[EXERCISE REQUIREMENTS]:
Rewrite all of the material below as a numbered list with one line per entry. Leave out the blank lines and the pictures.

[EXERCISE DATA]:
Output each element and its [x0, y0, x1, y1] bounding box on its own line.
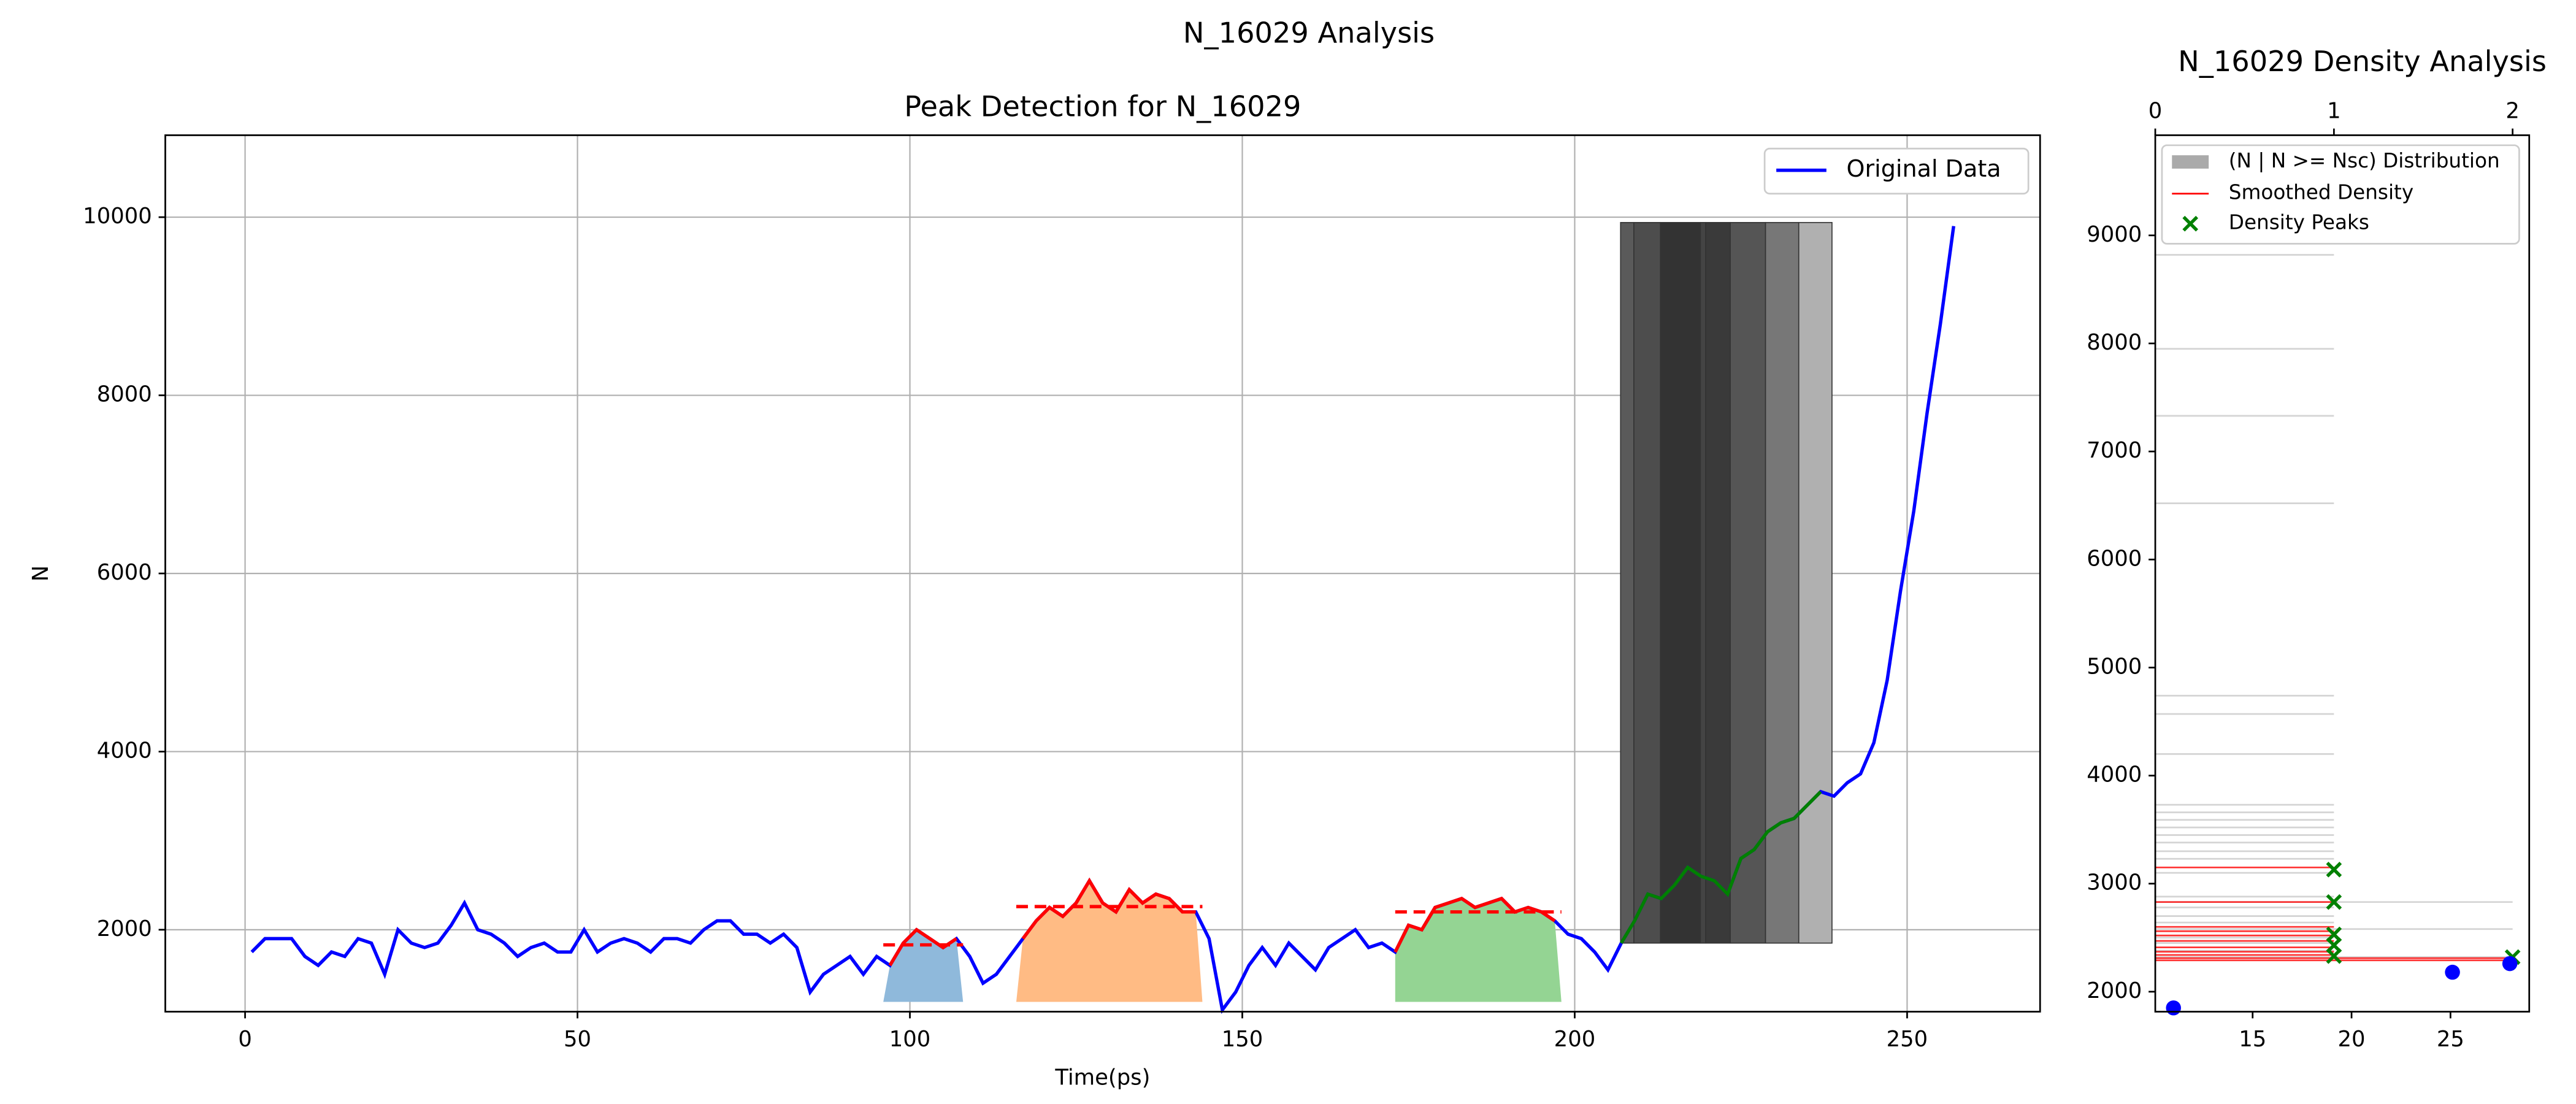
legend-label: Density Peaks [2229, 211, 2369, 234]
x2-tick-label: 25 [2437, 1027, 2464, 1052]
y-tick-label: 7000 [2087, 438, 2142, 463]
peak-fill [1016, 880, 1203, 1002]
figure-title: N_16029 Analysis [1183, 17, 1435, 50]
range-bar [1765, 221, 1800, 944]
y-tick-label: 6000 [97, 560, 152, 585]
x-tick-label: 2 [2505, 98, 2520, 123]
range-bar [1700, 221, 1706, 944]
range-bar [1660, 221, 1701, 944]
legend-box [1763, 147, 2030, 195]
y-tick-label: 4000 [97, 738, 152, 763]
y-tick-label: 3000 [2087, 870, 2142, 895]
plot-frame [2154, 134, 2531, 1013]
chart-title: Peak Detection for N_16029 [904, 90, 1301, 123]
x-tick-label: 1 [2327, 98, 2341, 123]
point [2502, 956, 2518, 972]
range-bar [1633, 221, 1662, 944]
x2-tick-label: 20 [2338, 1027, 2366, 1052]
legend-label: Original Data [1846, 155, 2001, 182]
legend-swatch [2182, 215, 2199, 232]
density-peak [2326, 948, 2342, 964]
y-tick-label: 6000 [2087, 546, 2142, 571]
peak-fill [1395, 899, 1562, 1002]
range-bar [1705, 221, 1731, 944]
y-tick-label: 9000 [2087, 222, 2142, 247]
y-tick-label: 4000 [2087, 762, 2142, 788]
x2-tick-label: 15 [2239, 1027, 2266, 1052]
density-peak [2326, 862, 2342, 878]
x-tick-label: 200 [1554, 1027, 1596, 1052]
y-axis-label: N [28, 565, 53, 581]
x-axis-label: Time(ps) [1054, 1065, 1150, 1090]
x-tick-label: 100 [889, 1027, 931, 1052]
range-bar [1730, 221, 1766, 944]
x-tick-label: 250 [1887, 1027, 1928, 1052]
legend-swatch [2172, 155, 2209, 169]
y-tick-label: 10000 [83, 204, 152, 229]
y-tick-label: 8000 [97, 382, 152, 407]
y-tick-label: 8000 [2087, 330, 2142, 355]
y-tick-label: 2000 [2087, 978, 2142, 1003]
growth-line [1620, 790, 1822, 945]
point [2166, 1000, 2181, 1016]
x-tick-label: 0 [238, 1027, 252, 1052]
x-tick-label: 50 [564, 1027, 591, 1052]
point [2445, 964, 2460, 980]
x-tick-label: 0 [2149, 98, 2163, 123]
legend-label: Smoothed Density [2229, 181, 2413, 204]
legend-box [2161, 144, 2520, 245]
range-bar [1620, 221, 1635, 944]
peak-line [1393, 896, 1556, 953]
chart-title: N_16029 Density Analysis [2178, 45, 2547, 78]
legend-label: (N | N >= Nsc) Distribution [2229, 149, 2500, 172]
y-tick-label: 5000 [2087, 654, 2142, 679]
range-bar [1798, 221, 1833, 944]
y-tick-label: 2000 [97, 916, 152, 941]
x-tick-label: 150 [1222, 1027, 1263, 1052]
density-peak [2326, 894, 2342, 910]
plot-frame [164, 134, 2041, 1013]
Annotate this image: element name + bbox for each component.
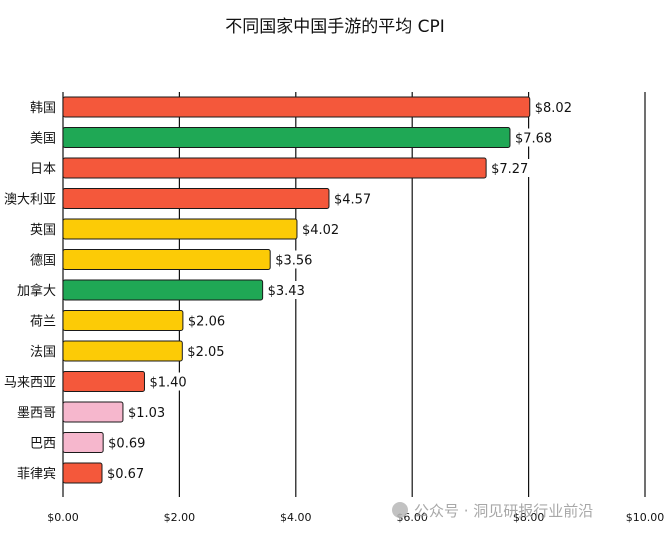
value-label: $3.43 xyxy=(268,284,305,299)
bar xyxy=(62,432,104,453)
bars xyxy=(62,96,531,484)
category-label: 英国 xyxy=(30,223,56,238)
bar xyxy=(62,218,298,240)
bar xyxy=(62,340,183,362)
bar xyxy=(62,279,264,301)
value-label-background xyxy=(511,128,560,147)
bar xyxy=(62,188,330,209)
wechat-logo-icon xyxy=(392,502,408,518)
x-tick-label: $10.00 xyxy=(626,511,665,524)
value-label: $2.06 xyxy=(188,315,225,330)
category-label: 巴西 xyxy=(30,437,56,452)
category-label: 荷兰 xyxy=(30,315,56,330)
value-label-background xyxy=(298,220,347,238)
value-label: $7.68 xyxy=(515,132,552,147)
chart-title: 不同国家中国手游的平均 CPI xyxy=(225,17,445,37)
category-label: 日本 xyxy=(30,162,56,177)
category-label: 墨西哥 xyxy=(17,406,56,421)
category-label: 美国 xyxy=(30,132,56,147)
value-label-background xyxy=(184,342,232,360)
category-label: 韩国 xyxy=(30,101,56,116)
value-label: $0.67 xyxy=(107,467,144,482)
value-label-background xyxy=(105,433,153,452)
value-label-background xyxy=(146,372,194,391)
x-tick-label: $4.00 xyxy=(280,511,312,524)
category-label: 马来西亚 xyxy=(4,376,56,391)
value-label-background xyxy=(531,98,580,116)
x-tick-label: $0.00 xyxy=(47,511,79,524)
bar xyxy=(62,96,531,118)
x-tick-label: $2.00 xyxy=(164,511,196,524)
bar xyxy=(62,127,511,148)
bar xyxy=(62,249,271,270)
value-label-background xyxy=(103,464,152,482)
category-label: 菲律宾 xyxy=(17,466,56,482)
value-label-background xyxy=(264,281,313,299)
value-label-background xyxy=(184,311,233,330)
value-label: $3.56 xyxy=(275,254,312,269)
watermark: 公众号 · 洞见研报行业前沿 xyxy=(392,500,593,521)
bar xyxy=(62,401,124,423)
category-label: 加拿大 xyxy=(17,283,56,299)
value-label: $8.02 xyxy=(535,101,572,116)
value-label: $7.27 xyxy=(491,162,528,177)
watermark-text: 公众号 · 洞见研报行业前沿 xyxy=(414,502,594,520)
category-label: 澳大利亚 xyxy=(4,192,56,208)
x-tick-label: $8.00 xyxy=(513,511,545,524)
value-label: $4.57 xyxy=(334,193,371,208)
value-label-background xyxy=(272,250,320,269)
value-label: $0.69 xyxy=(108,437,145,452)
value-label: $1.40 xyxy=(149,376,186,391)
bar xyxy=(62,462,103,484)
value-label: $4.02 xyxy=(302,223,339,238)
value-label-background xyxy=(488,159,536,177)
category-label: 德国 xyxy=(30,254,56,269)
value-label: $2.05 xyxy=(187,345,224,360)
bar xyxy=(62,157,487,179)
value-label-background xyxy=(330,189,379,208)
bar xyxy=(62,310,184,331)
bar xyxy=(62,371,145,392)
category-label: 法国 xyxy=(30,345,56,360)
value-label-background xyxy=(124,403,173,421)
value-label: $1.03 xyxy=(128,406,165,421)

[EXPECTED ANSWER]:
1. Output each element and its [x0, y0, x1, y1] bounding box on its own line.
2. legend-label: Density Peaks [2229, 211, 2369, 234]
3. x2-tick-label: 25 [2437, 1027, 2464, 1052]
4. y-tick-label: 7000 [2087, 438, 2142, 463]
5. peak-fill [1016, 880, 1203, 1002]
6. figure-title: N_16029 Analysis [1183, 17, 1435, 50]
7. range-bar [1765, 221, 1800, 944]
8. y-tick-label: 6000 [97, 560, 152, 585]
9. x-tick-label: 2 [2505, 98, 2520, 123]
10. range-bar [1700, 221, 1706, 944]
11. range-bar [1660, 221, 1701, 944]
12. legend-box [1763, 147, 2030, 195]
13. y-tick-label: 4000 [97, 738, 152, 763]
14. y-tick-label: 3000 [2087, 870, 2142, 895]
15. plot-frame [2154, 134, 2531, 1013]
16. chart-title: Peak Detection for N_16029 [904, 90, 1301, 123]
17. x-tick-label: 1 [2327, 98, 2341, 123]
18. point [2502, 956, 2518, 972]
19. range-bar [1633, 221, 1662, 944]
20. x2-tick-label: 20 [2338, 1027, 2366, 1052]
21. legend-label: Original Data [1846, 155, 2001, 182]
22. legend-swatch [2182, 215, 2199, 232]
23. density-peak [2326, 948, 2342, 964]
24. y-tick-label: 6000 [2087, 546, 2142, 571]
25. peak-fill [1395, 899, 1562, 1002]
26. range-bar [1705, 221, 1731, 944]
27. y-tick-label: 9000 [2087, 222, 2142, 247]
28. y-tick-label: 4000 [2087, 762, 2142, 788]
29. x2-tick-label: 15 [2239, 1027, 2266, 1052]
30. density-peak [2326, 862, 2342, 878]
31. x-tick-label: 200 [1554, 1027, 1596, 1052]
32. y-axis-label: N [28, 565, 53, 581]
33. x-axis-label: Time(ps) [1054, 1065, 1150, 1090]
34. x-tick-label: 100 [889, 1027, 931, 1052]
35. range-bar [1730, 221, 1766, 944]
36. x-tick-label: 250 [1887, 1027, 1928, 1052]
37. legend-swatch [2172, 155, 2209, 169]
38. y-tick-label: 10000 [83, 204, 152, 229]
39. y-tick-label: 8000 [97, 382, 152, 407]
40. y-tick-label: 8000 [2087, 330, 2142, 355]
41. y-tick-label: 2000 [2087, 978, 2142, 1003]
42. growth-line [1620, 790, 1822, 945]
43. point [2166, 1000, 2181, 1016]
44. x-tick-label: 0 [238, 1027, 252, 1052]
45. x-tick-label: 50 [564, 1027, 591, 1052]
46. point [2445, 964, 2460, 980]
47. x-tick-label: 0 [2149, 98, 2163, 123]
48. legend-label: Smoothed Density [2229, 181, 2413, 204]
49. legend-box [2161, 144, 2520, 245]
50. range-bar [1620, 221, 1635, 944]
51. peak-line [1393, 896, 1556, 953]
52. chart-title: N_16029 Density Analysis [2178, 45, 2547, 78]
53. legend-label: (N | N >= Nsc) Distribution [2229, 149, 2500, 172]
54. y-tick-label: 5000 [2087, 654, 2142, 679]
55. range-bar [1798, 221, 1833, 944]
56. y-tick-label: 2000 [97, 916, 152, 941]
57. x-tick-label: 150 [1222, 1027, 1263, 1052]
58. density-peak [2326, 894, 2342, 910]
59. plot-frame [164, 134, 2041, 1013]
60. Annotate this image: element name + bbox for each component.
61. value-label: $3.43 xyxy=(268,284,305,299)
62. bar xyxy=(62,432,104,453)
63. bars xyxy=(62,96,531,484)
64. category-label: 英国 xyxy=(30,223,56,238)
65. bar xyxy=(62,218,298,240)
66. bar xyxy=(62,340,183,362)
67. bar xyxy=(62,279,264,301)
68. value-label-background xyxy=(511,128,560,147)
69. bar xyxy=(62,188,330,209)
70. wechat-logo-icon xyxy=(392,502,408,518)
71. x-tick-label: $10.00 xyxy=(626,511,665,524)
72. value-label: $2.06 xyxy=(188,315,225,330)
73. category-label: 巴西 xyxy=(30,437,56,452)
74. category-label: 荷兰 xyxy=(30,315,56,330)
75. value-label-background xyxy=(298,220,347,238)
76. value-label: $7.68 xyxy=(515,132,552,147)
77. chart-title: 不同国家中国手游的平均 CPI xyxy=(225,17,445,37)
78. category-label: 日本 xyxy=(30,162,56,177)
79. category-label: 墨西哥 xyxy=(17,406,56,421)
80. category-label: 美国 xyxy=(30,132,56,147)
81. value-label-background xyxy=(184,342,232,360)
82. category-label: 韩国 xyxy=(30,101,56,116)
83. value-label: $0.67 xyxy=(107,467,144,482)
84. value-label-background xyxy=(105,433,153,452)
85. value-label-background xyxy=(146,372,194,391)
86. x-tick-label: $4.00 xyxy=(280,511,312,524)
87. category-label: 马来西亚 xyxy=(4,376,56,391)
88. value-label-background xyxy=(531,98,580,116)
89. x-tick-label: $0.00 xyxy=(47,511,79,524)
90. bar xyxy=(62,96,531,118)
91. x-tick-label: $2.00 xyxy=(164,511,196,524)
92. bar xyxy=(62,127,511,148)
93. bar xyxy=(62,249,271,270)
94. value-label-background xyxy=(103,464,152,482)
95. category-label: 菲律宾 xyxy=(17,466,56,482)
96. value-label-background xyxy=(264,281,313,299)
97. value-label-background xyxy=(184,311,233,330)
98. value-label: $3.56 xyxy=(275,254,312,269)
99. watermark: 公众号 · 洞见研报行业前沿 xyxy=(392,500,593,521)
100. bar xyxy=(62,401,124,423)
101. category-label: 加拿大 xyxy=(17,283,56,299)
102. value-label: $8.02 xyxy=(535,101,572,116)
103. value-label: $7.27 xyxy=(491,162,528,177)
104. watermark-text: 公众号 · 洞见研报行业前沿 xyxy=(414,502,594,520)
105. category-label: 澳大利亚 xyxy=(4,192,56,208)
106. x-tick-label: $8.00 xyxy=(513,511,545,524)
107. value-label: $4.57 xyxy=(334,193,371,208)
108. value-label-background xyxy=(272,250,320,269)
109. value-label: $0.69 xyxy=(108,437,145,452)
110. value-label: $1.40 xyxy=(149,376,186,391)
111. bar xyxy=(62,462,103,484)
112. value-label: $4.02 xyxy=(302,223,339,238)
113. value-label-background xyxy=(488,159,536,177)
114. category-label: 德国 xyxy=(30,254,56,269)
115. value-label: $2.05 xyxy=(187,345,224,360)
116. bar xyxy=(62,157,487,179)
117. value-label-background xyxy=(330,189,379,208)
118. bar xyxy=(62,310,184,331)
119. bar xyxy=(62,371,145,392)
120. category-label: 法国 xyxy=(30,345,56,360)
121. value-label-background xyxy=(124,403,173,421)
122. value-label: $1.03 xyxy=(128,406,165,421)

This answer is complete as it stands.